:: Given problem ::
Output each entry that follows exactly. Images stay out.

[Dataset records]

----------

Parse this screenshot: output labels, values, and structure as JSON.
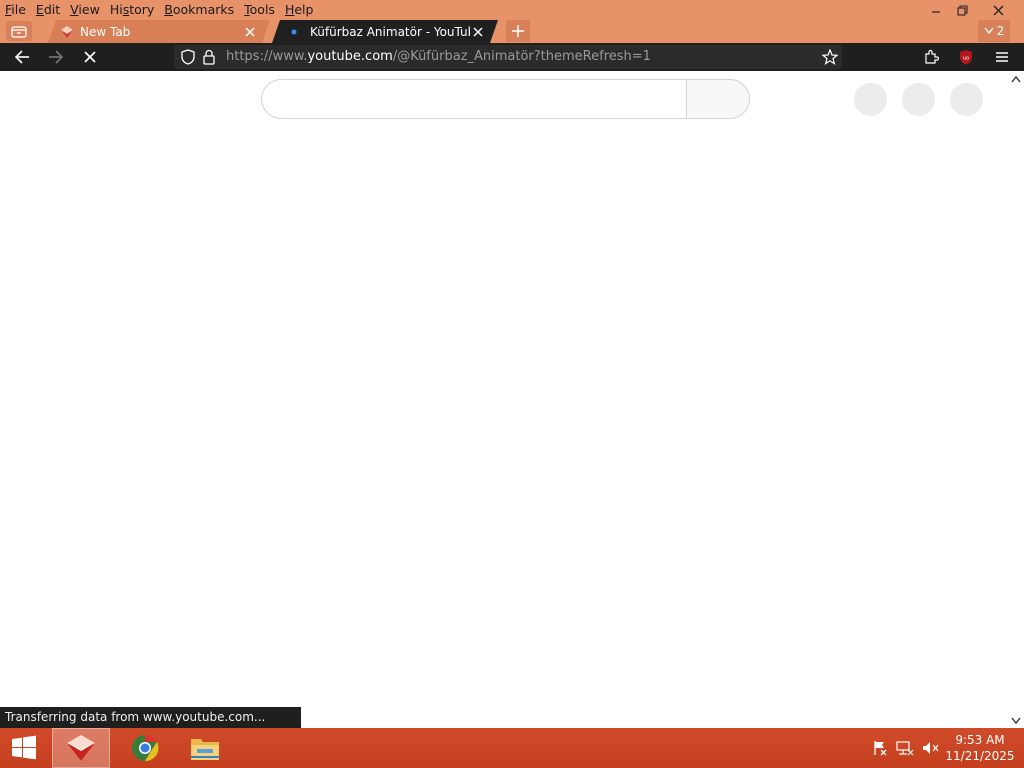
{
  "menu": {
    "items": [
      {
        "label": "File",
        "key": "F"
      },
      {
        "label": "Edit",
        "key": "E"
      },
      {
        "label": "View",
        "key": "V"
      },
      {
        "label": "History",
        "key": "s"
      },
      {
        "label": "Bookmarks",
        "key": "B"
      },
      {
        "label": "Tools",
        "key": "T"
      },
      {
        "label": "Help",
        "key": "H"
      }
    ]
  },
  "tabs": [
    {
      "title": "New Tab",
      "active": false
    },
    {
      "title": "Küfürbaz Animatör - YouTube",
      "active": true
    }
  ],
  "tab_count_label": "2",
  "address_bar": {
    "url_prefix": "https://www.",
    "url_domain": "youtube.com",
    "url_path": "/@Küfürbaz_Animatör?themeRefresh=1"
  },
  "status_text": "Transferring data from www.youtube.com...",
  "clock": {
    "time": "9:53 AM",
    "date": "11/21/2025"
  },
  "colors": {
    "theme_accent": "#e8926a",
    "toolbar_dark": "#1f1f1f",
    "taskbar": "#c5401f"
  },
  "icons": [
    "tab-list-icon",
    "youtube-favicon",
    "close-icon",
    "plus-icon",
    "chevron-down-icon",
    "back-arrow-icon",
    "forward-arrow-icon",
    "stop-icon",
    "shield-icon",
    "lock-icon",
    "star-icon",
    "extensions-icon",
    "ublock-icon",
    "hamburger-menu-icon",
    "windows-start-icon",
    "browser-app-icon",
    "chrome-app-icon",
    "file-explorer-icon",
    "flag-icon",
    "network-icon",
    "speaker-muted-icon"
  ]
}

----------

:: Output for this exercise ::
Parse this screenshot: output labels, values, and structure as JSON.
{
  "menu": {
    "items": [
      {
        "label": "File",
        "key": "F"
      },
      {
        "label": "Edit",
        "key": "E"
      },
      {
        "label": "View",
        "key": "V"
      },
      {
        "label": "History",
        "key": "s"
      },
      {
        "label": "Bookmarks",
        "key": "B"
      },
      {
        "label": "Tools",
        "key": "T"
      },
      {
        "label": "Help",
        "key": "H"
      }
    ]
  },
  "tabs": [
    {
      "title": "New Tab",
      "active": false
    },
    {
      "title": "Küfürbaz Animatör - YouTube",
      "active": true
    }
  ],
  "tab_count_label": "2",
  "address_bar": {
    "url_prefix": "https://www.",
    "url_domain": "youtube.com",
    "url_path": "/@Küfürbaz_Animatör?themeRefresh=1"
  },
  "status_text": "Transferring data from www.youtube.com...",
  "clock": {
    "time": "9:53 AM",
    "date": "11/21/2025"
  },
  "colors": {
    "theme_accent": "#e8926a",
    "toolbar_dark": "#1f1f1f",
    "taskbar": "#c5401f"
  },
  "icons": [
    "tab-list-icon",
    "youtube-favicon",
    "close-icon",
    "plus-icon",
    "chevron-down-icon",
    "back-arrow-icon",
    "forward-arrow-icon",
    "stop-icon",
    "shield-icon",
    "lock-icon",
    "star-icon",
    "extensions-icon",
    "ublock-icon",
    "hamburger-menu-icon",
    "windows-start-icon",
    "browser-app-icon",
    "chrome-app-icon",
    "file-explorer-icon",
    "flag-icon",
    "network-icon",
    "speaker-muted-icon"
  ]
}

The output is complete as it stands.